*JOB*. Write out the listing verbatim, beginning with its first line and stopping after the line that contains "series-point [575,160,586,171]".

*STORED ROWS*.
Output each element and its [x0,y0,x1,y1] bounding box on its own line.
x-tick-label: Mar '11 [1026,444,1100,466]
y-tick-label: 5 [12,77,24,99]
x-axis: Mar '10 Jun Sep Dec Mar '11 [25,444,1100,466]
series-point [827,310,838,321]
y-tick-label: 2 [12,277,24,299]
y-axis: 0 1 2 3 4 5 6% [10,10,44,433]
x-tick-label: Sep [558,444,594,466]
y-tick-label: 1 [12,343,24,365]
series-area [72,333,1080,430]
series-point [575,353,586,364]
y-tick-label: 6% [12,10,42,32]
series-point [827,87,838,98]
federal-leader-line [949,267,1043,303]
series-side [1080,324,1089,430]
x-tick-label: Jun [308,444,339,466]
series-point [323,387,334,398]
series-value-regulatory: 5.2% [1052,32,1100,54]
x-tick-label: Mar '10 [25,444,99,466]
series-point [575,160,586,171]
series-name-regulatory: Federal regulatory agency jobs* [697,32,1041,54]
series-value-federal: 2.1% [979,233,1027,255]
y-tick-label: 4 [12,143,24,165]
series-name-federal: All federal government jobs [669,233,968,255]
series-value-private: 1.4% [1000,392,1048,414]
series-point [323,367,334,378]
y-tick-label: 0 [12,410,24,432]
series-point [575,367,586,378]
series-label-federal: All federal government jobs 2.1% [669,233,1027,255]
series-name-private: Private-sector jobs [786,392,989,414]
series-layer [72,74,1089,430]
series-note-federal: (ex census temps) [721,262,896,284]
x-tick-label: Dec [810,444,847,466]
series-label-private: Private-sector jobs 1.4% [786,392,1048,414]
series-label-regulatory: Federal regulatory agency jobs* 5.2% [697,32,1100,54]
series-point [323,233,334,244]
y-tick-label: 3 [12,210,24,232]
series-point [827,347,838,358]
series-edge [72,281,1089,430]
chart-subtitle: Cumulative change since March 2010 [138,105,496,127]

*OUTPUT FOR THIS EXERCISE*.
Output each element and its [x0,y0,x1,y1] bounding box on its own line.
x-tick-label: Mar '11 [1026,444,1100,466]
y-tick-label: 5 [12,77,24,99]
x-axis: Mar '10 Jun Sep Dec Mar '11 [25,444,1100,466]
series-point [827,310,838,321]
y-tick-label: 2 [12,277,24,299]
y-axis: 0 1 2 3 4 5 6% [10,10,44,433]
x-tick-label: Sep [558,444,594,466]
y-tick-label: 1 [12,343,24,365]
series-area [72,333,1080,430]
series-point [575,353,586,364]
y-tick-label: 6% [12,10,42,32]
series-point [827,87,838,98]
federal-leader-line [949,267,1043,303]
series-side [1080,324,1089,430]
x-tick-label: Jun [308,444,339,466]
series-point [323,387,334,398]
series-value-regulatory: 5.2% [1052,32,1100,54]
x-tick-label: Mar '10 [25,444,99,466]
series-point [575,160,586,171]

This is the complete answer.